WHAT THIS TASK INVOLVES »
Return all lines below containing the word "color".

RECORDS TO PROCESS »
○ ○ ○ ○ ○

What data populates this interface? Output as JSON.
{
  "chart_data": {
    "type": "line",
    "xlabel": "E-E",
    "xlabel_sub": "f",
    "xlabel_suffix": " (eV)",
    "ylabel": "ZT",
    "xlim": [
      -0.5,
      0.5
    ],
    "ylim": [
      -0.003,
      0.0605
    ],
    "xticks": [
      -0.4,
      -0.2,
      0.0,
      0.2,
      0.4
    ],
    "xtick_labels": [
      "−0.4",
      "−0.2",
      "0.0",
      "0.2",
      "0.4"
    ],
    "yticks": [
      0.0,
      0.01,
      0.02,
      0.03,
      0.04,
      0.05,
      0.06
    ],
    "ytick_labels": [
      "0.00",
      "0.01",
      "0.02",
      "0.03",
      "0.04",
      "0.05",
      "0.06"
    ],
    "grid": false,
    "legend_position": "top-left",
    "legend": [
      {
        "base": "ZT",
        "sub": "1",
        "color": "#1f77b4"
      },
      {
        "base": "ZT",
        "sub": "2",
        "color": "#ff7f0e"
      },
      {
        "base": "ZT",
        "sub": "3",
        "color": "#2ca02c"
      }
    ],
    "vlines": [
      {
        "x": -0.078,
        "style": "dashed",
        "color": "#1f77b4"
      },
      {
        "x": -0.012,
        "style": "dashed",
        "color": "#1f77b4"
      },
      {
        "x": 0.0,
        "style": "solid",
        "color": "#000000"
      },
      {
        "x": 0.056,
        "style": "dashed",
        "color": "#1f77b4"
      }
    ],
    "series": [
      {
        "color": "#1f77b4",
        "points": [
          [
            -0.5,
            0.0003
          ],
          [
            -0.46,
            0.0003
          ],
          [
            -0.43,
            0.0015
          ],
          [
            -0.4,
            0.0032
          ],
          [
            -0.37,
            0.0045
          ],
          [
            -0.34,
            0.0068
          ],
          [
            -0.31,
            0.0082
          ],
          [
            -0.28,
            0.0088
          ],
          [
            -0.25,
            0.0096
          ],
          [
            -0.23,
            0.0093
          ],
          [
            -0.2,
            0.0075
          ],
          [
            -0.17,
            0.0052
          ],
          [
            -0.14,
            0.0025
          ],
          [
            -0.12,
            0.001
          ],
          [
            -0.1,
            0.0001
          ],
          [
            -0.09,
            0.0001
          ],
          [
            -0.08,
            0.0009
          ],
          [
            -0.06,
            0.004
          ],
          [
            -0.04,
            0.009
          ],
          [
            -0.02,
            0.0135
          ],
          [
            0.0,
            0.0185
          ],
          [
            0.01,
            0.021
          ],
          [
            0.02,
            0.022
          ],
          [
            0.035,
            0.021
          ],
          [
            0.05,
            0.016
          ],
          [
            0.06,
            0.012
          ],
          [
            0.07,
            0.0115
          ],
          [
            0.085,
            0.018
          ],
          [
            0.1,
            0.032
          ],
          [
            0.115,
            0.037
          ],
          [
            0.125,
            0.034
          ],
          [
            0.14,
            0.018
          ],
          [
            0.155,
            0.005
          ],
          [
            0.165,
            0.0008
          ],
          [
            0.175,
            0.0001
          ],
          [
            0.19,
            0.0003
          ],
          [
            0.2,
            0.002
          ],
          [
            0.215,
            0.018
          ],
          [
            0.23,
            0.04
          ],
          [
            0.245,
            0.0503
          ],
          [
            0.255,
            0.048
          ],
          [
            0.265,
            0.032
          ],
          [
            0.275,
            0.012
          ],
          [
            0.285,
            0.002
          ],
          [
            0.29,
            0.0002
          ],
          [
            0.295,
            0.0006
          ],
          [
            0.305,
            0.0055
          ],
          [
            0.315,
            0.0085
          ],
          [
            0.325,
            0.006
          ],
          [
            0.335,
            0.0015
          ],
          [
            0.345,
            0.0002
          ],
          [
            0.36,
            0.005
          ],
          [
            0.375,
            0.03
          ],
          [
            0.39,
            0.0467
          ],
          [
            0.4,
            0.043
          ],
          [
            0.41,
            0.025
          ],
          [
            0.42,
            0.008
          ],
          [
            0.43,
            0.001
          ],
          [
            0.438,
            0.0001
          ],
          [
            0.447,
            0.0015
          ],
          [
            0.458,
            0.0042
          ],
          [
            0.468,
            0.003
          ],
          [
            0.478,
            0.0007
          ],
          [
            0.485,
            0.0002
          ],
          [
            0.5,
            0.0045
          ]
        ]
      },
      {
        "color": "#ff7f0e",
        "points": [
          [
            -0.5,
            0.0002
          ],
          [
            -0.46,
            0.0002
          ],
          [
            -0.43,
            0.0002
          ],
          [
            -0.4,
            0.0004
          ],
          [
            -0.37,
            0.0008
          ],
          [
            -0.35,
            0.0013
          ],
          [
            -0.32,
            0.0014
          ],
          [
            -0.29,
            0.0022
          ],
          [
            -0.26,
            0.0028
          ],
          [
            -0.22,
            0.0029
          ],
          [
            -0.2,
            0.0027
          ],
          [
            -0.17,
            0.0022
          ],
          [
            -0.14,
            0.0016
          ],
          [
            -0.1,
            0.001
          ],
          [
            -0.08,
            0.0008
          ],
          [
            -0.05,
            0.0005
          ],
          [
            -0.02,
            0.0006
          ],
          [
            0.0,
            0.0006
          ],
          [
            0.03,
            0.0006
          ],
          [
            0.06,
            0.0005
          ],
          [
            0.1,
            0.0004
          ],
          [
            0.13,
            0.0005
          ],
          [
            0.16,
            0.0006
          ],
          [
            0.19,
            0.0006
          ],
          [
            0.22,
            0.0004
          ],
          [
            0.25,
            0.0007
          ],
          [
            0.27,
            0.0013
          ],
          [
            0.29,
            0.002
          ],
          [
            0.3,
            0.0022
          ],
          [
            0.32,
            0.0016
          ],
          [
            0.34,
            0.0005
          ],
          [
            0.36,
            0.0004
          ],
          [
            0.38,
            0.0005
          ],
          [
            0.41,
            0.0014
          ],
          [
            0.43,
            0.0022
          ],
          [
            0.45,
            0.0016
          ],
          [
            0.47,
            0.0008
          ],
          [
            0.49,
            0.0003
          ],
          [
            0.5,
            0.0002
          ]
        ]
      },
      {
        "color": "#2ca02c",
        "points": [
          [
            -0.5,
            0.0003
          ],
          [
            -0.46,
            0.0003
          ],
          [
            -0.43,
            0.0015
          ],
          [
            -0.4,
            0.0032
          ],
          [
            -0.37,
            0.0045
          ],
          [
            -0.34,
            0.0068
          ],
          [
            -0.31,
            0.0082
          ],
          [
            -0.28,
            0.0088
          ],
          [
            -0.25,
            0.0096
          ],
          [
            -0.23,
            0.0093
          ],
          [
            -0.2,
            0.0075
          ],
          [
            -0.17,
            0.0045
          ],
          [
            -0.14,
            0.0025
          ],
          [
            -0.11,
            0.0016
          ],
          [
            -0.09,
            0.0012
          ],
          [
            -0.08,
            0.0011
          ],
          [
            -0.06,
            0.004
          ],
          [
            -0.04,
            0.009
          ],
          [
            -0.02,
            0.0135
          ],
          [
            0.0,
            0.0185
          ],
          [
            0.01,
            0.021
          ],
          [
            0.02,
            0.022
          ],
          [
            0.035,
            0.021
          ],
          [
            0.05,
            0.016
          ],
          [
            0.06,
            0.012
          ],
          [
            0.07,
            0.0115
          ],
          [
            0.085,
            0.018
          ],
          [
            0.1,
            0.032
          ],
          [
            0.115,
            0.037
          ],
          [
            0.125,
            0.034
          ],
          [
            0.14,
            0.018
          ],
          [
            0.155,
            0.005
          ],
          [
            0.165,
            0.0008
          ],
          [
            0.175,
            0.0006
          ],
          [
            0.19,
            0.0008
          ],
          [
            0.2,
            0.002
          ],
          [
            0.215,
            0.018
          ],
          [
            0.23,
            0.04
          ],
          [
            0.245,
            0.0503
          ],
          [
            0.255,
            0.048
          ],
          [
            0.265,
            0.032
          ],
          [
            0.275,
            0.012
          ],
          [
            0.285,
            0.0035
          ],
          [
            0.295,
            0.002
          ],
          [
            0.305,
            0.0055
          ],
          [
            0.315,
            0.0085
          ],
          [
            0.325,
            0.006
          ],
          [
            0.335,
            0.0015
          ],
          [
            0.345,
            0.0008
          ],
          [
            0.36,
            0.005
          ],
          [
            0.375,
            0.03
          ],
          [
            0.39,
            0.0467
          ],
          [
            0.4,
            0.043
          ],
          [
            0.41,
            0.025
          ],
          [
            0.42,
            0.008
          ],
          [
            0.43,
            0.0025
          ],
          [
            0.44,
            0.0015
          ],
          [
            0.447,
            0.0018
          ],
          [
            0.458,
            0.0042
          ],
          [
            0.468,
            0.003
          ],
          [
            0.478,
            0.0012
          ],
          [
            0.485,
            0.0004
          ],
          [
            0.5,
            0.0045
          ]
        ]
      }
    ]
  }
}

○ ○ ○ ○ ○

CORRECT OUTPUT »
        "color": "#1f77b4"
        "color": "#ff7f0e"
        "color": "#2ca02c"
        "color": "#1f77b4"
        "color": "#1f77b4"
        "color": "#000000"
        "color": "#1f77b4"
        "color": "#1f77b4",
        "color": "#ff7f0e",
        "color": "#2ca02c",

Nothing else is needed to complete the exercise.